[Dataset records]
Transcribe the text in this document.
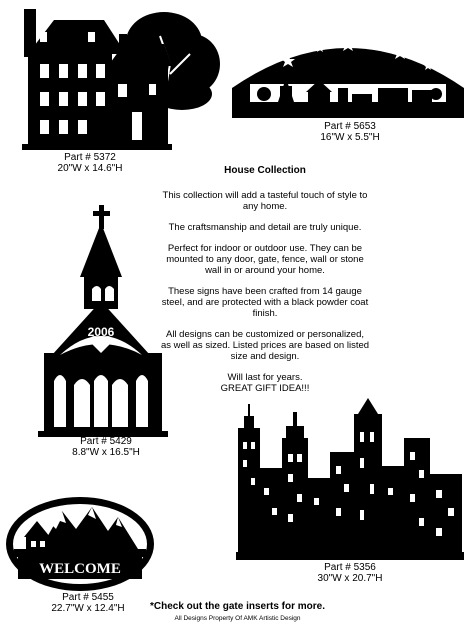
Part # 5372
20"W x 14.6"H
Part # 5653
16"W x 5.5"H
House Collection

This collection will add a tasteful touch of style to any home.

The craftsmanship and detail are truly unique.

Perfect for indoor or outdoor use. They can be mounted to any door, gate, fence, wall or stone wall in or around your home.

These signs have been crafted from 14 gauge steel, and are protected with a black powder coat finish.

All designs can be customized or personalized, as well as sized. Listed prices are based on listed size and design.

Will last for years.
GREAT GIFT IDEA!!!
2006
Part # 5429
8.8"W x 16.5"H
Part # 5356
30"W x 20.7"H
WELCOME
Part # 5455
22.7"W x 12.4"H	*Check out the gate inserts for more.
All Designs Property Of AMK Artistic Design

**WHAT IS ASKED**.
Copy whichever lines in the listing above contain the word "Part".

**WRITTEN ANSWER**.
Part # 5372
Part # 5653
Part # 5429
Part # 5356
Part # 5455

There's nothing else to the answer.